►

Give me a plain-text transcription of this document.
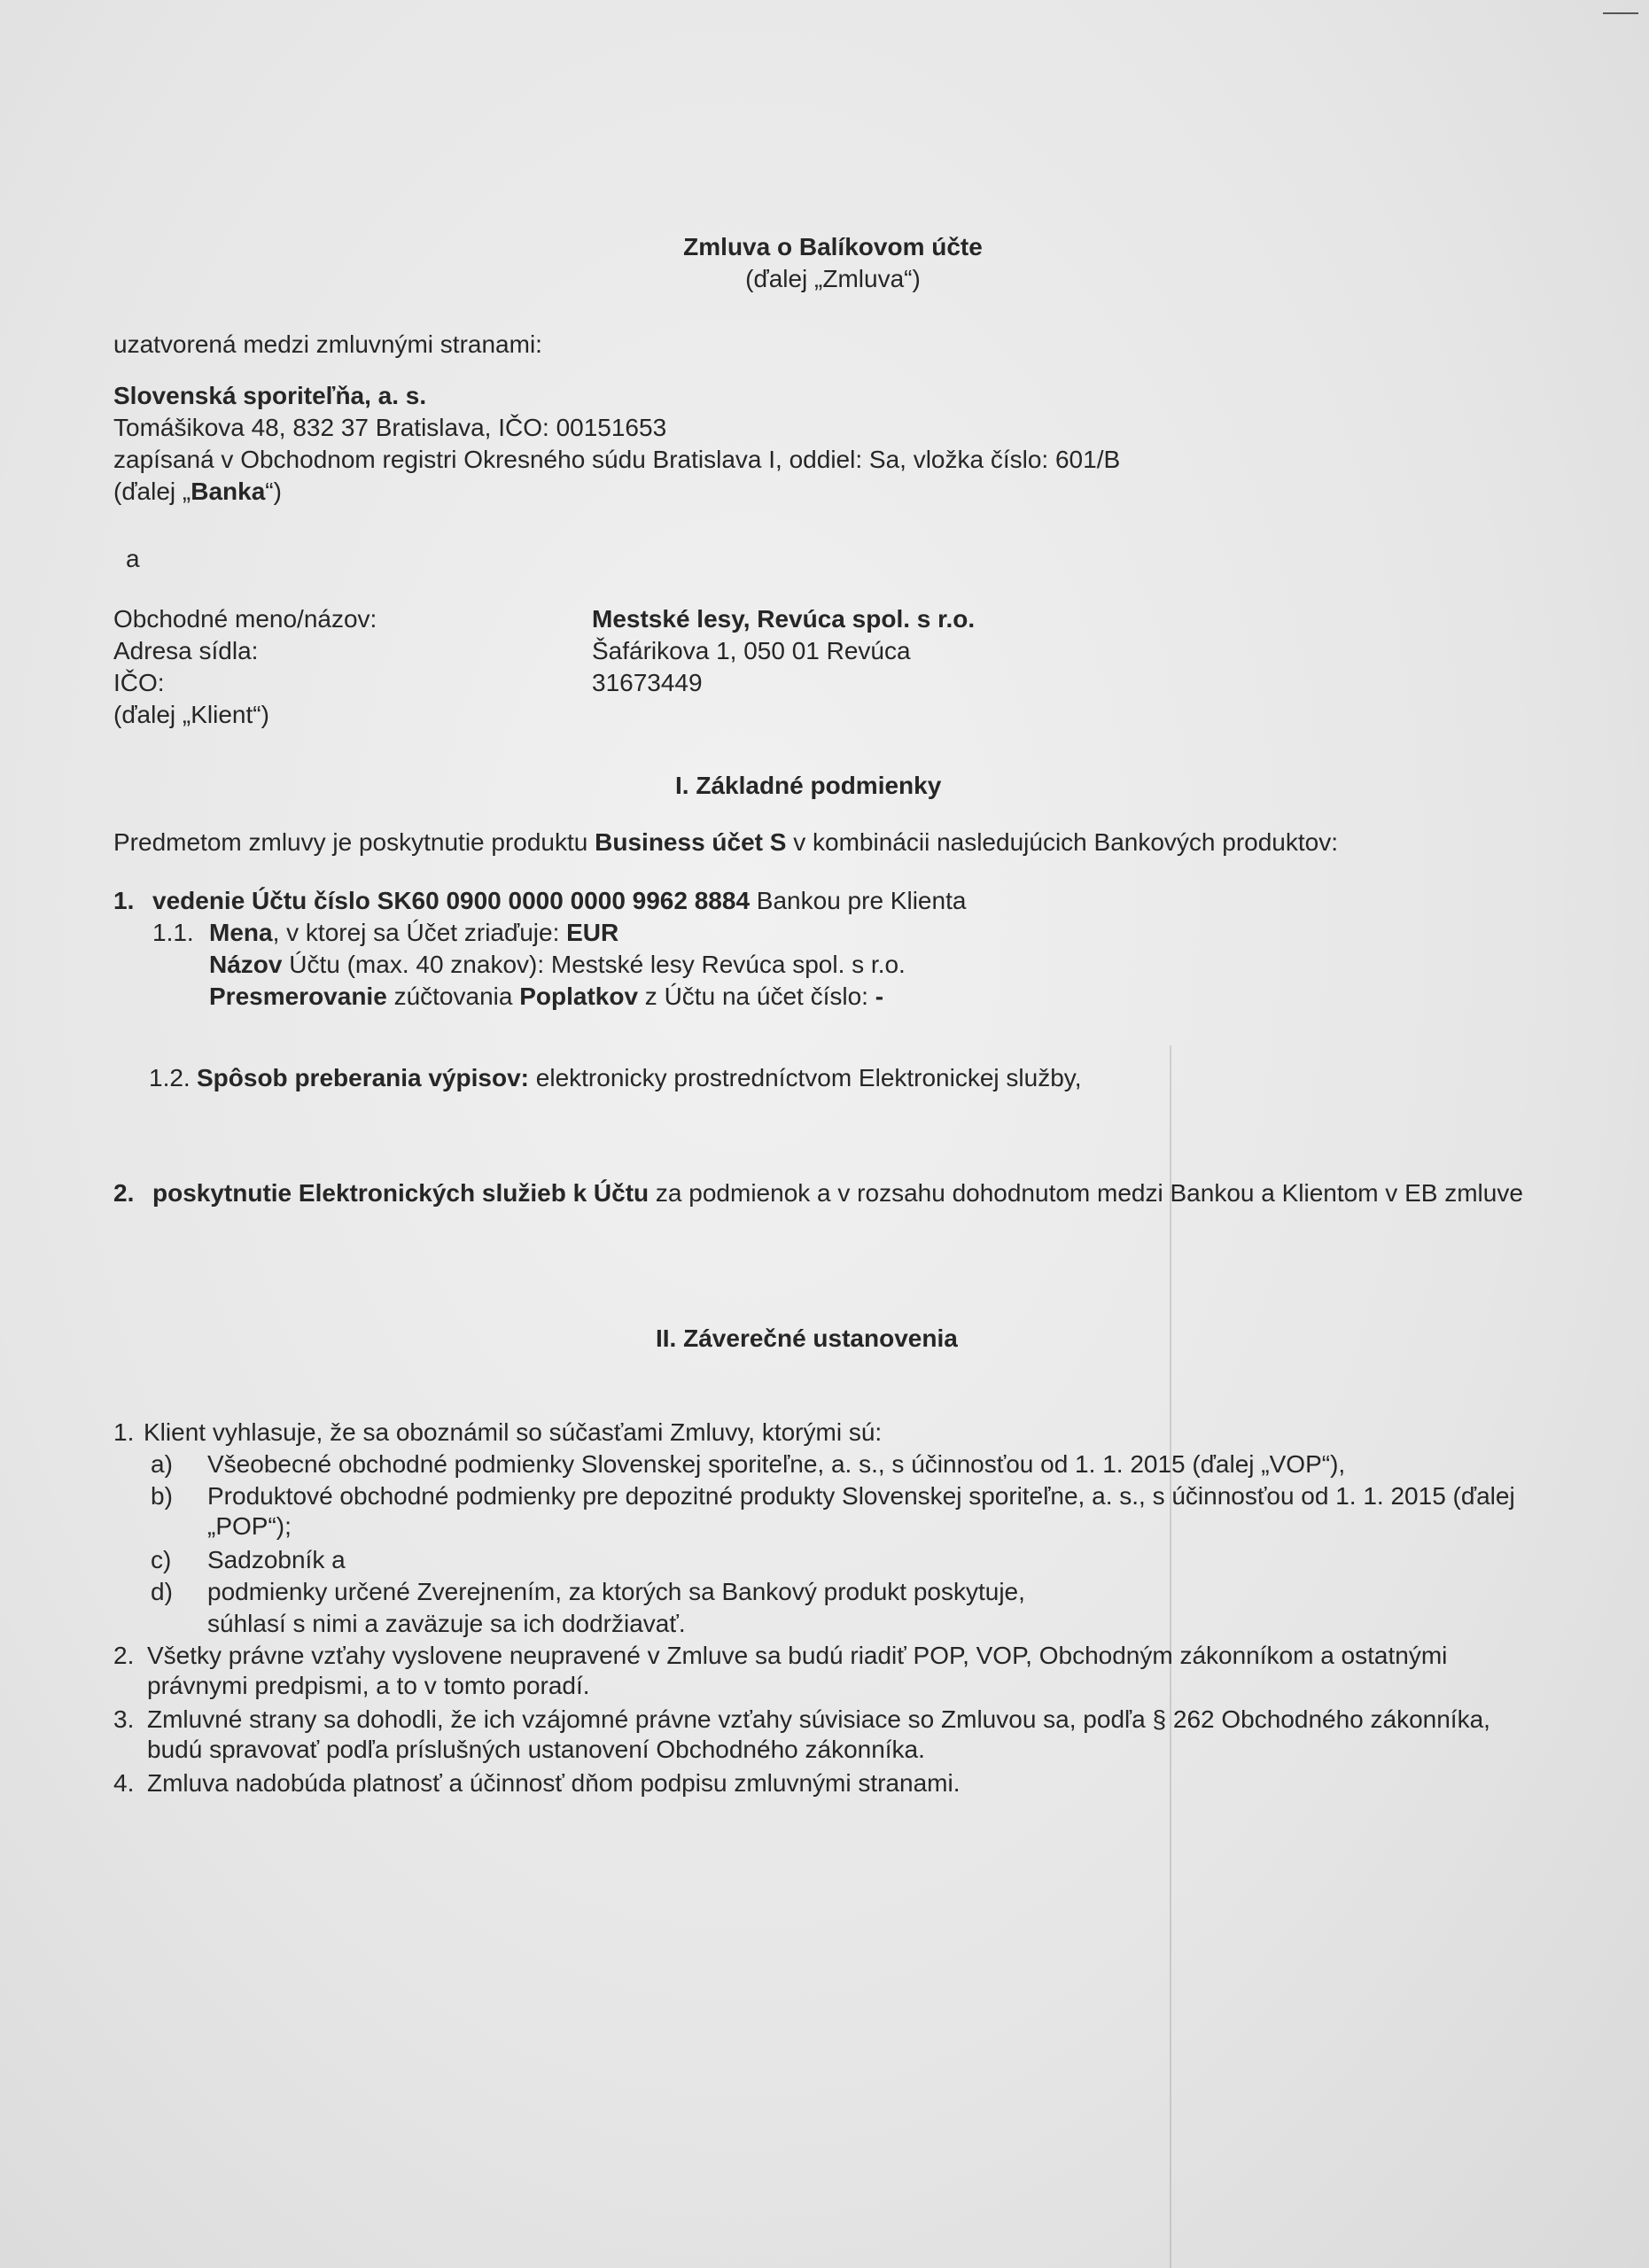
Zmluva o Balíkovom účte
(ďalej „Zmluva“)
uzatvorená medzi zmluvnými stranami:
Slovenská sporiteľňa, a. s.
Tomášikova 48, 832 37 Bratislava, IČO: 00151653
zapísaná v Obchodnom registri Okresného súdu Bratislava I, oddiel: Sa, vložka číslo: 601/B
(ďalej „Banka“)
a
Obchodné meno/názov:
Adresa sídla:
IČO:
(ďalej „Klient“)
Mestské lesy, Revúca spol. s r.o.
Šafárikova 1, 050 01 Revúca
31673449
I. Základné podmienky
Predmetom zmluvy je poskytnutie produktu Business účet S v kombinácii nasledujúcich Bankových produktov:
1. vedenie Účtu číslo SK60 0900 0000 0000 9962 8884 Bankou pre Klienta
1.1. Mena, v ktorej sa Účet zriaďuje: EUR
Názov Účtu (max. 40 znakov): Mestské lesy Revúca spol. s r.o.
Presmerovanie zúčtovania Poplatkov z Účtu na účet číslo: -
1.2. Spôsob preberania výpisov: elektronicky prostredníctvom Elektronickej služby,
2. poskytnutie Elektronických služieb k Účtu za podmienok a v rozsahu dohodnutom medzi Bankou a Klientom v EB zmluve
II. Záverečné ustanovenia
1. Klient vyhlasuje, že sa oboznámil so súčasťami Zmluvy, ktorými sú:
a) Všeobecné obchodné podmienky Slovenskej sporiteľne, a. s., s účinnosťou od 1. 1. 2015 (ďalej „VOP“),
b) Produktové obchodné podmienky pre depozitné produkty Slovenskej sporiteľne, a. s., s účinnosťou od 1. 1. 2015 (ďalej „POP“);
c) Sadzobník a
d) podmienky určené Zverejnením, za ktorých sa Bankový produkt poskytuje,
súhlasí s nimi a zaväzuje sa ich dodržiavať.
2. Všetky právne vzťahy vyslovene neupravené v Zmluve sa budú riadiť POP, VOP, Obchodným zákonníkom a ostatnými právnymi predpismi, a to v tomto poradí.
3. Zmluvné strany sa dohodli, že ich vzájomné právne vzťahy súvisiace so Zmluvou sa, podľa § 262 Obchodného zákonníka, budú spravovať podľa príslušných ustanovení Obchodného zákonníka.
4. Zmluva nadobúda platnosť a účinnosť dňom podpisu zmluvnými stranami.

◄
►

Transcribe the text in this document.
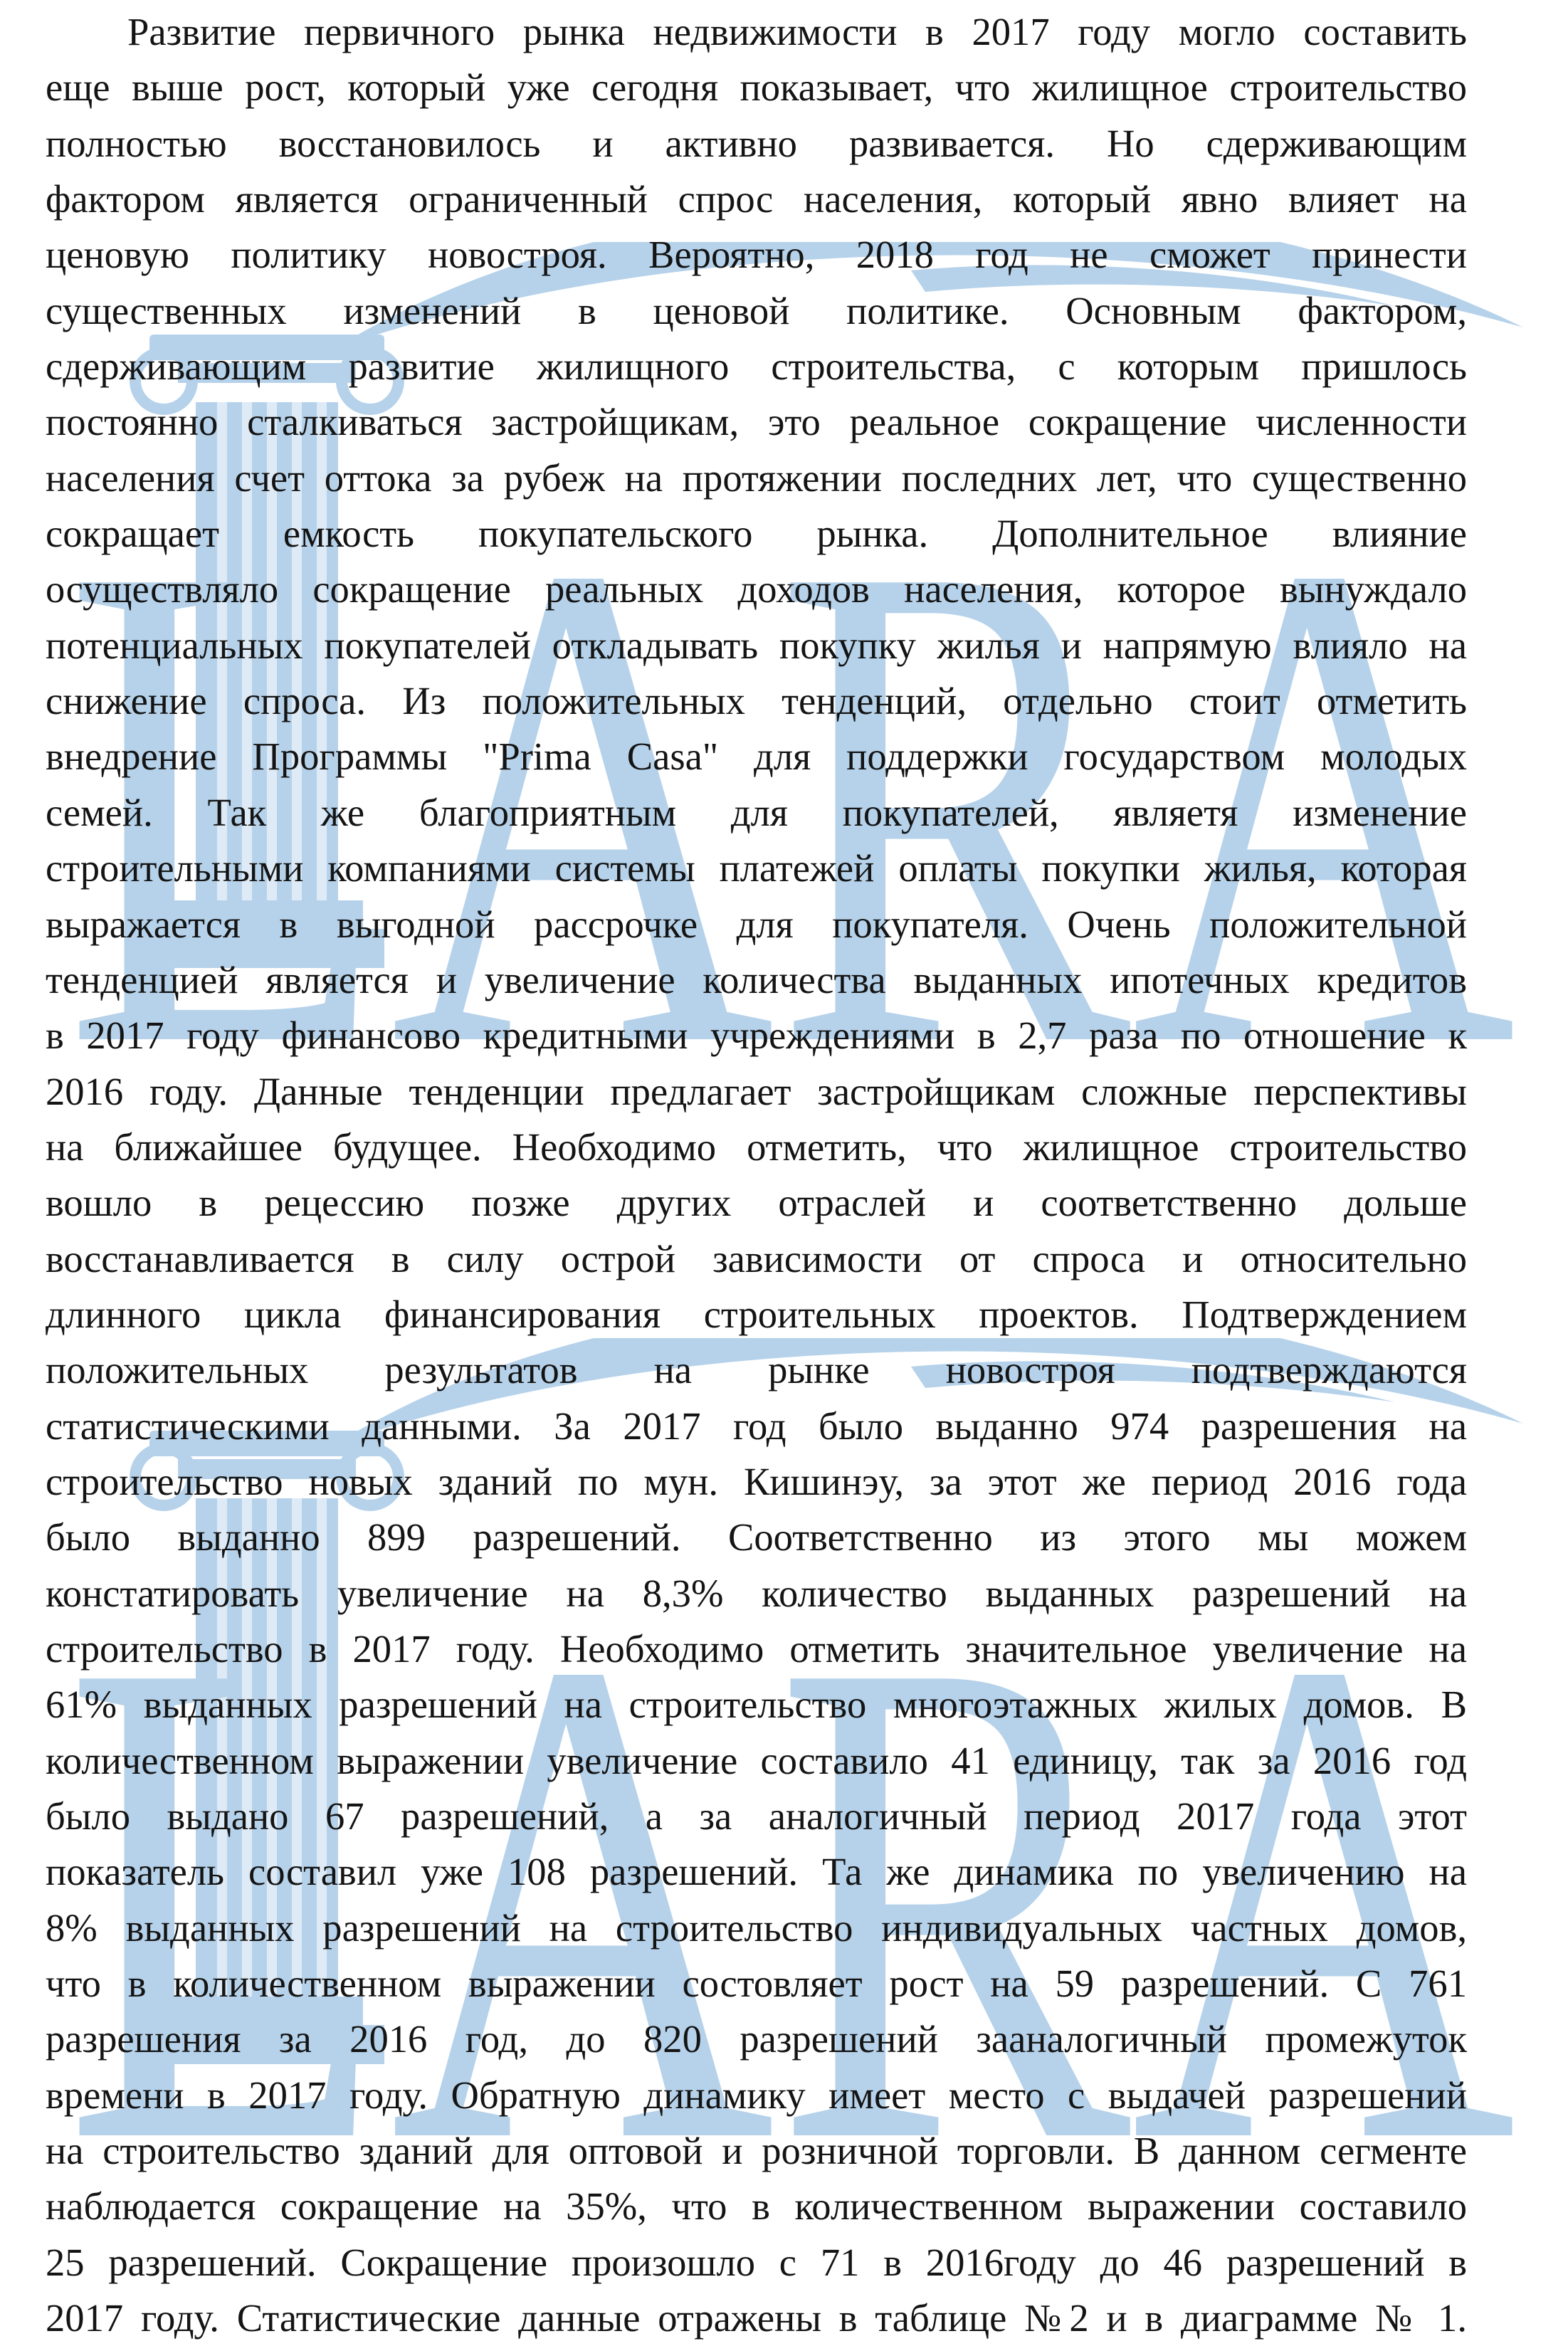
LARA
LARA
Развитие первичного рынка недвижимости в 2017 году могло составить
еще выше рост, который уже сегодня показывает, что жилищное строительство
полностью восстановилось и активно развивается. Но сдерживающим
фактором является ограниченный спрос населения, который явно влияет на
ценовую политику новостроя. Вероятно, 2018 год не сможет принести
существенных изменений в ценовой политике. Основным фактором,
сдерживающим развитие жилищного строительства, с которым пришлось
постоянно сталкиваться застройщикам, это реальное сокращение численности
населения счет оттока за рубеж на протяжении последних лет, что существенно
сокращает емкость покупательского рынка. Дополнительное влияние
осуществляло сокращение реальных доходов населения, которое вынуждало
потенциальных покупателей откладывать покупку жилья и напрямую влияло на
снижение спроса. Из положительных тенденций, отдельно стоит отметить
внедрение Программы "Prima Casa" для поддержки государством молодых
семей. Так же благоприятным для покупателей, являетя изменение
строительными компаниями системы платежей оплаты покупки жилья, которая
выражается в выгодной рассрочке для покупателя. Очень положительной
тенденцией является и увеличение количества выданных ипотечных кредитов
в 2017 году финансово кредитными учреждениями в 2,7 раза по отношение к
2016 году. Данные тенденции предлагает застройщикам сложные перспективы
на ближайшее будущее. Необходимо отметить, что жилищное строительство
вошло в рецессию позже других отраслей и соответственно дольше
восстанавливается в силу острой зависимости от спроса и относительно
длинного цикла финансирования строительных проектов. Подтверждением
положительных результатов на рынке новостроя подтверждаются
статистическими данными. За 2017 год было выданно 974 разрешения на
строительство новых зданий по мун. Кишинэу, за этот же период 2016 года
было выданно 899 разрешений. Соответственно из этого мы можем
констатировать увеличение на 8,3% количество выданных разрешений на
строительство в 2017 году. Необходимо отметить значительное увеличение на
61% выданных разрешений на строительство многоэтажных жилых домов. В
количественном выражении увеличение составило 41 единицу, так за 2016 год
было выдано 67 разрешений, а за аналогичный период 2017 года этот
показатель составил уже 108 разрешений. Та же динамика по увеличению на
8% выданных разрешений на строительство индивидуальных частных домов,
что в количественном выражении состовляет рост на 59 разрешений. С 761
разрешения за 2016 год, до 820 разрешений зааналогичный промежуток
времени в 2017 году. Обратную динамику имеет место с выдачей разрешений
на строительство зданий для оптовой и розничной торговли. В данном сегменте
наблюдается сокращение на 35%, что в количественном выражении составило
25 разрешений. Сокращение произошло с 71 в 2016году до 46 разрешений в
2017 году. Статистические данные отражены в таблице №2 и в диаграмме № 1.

◄

> _OBJECTIVE_
Using the listing above, show every line that includes the string "stranami".

> _WRITTEN ANSWER_
uzatvorená medzi zmluvnými stranami:
4. Zmluva nadobúda platnosť a účinnosť dňom podpisu zmluvnými stranami.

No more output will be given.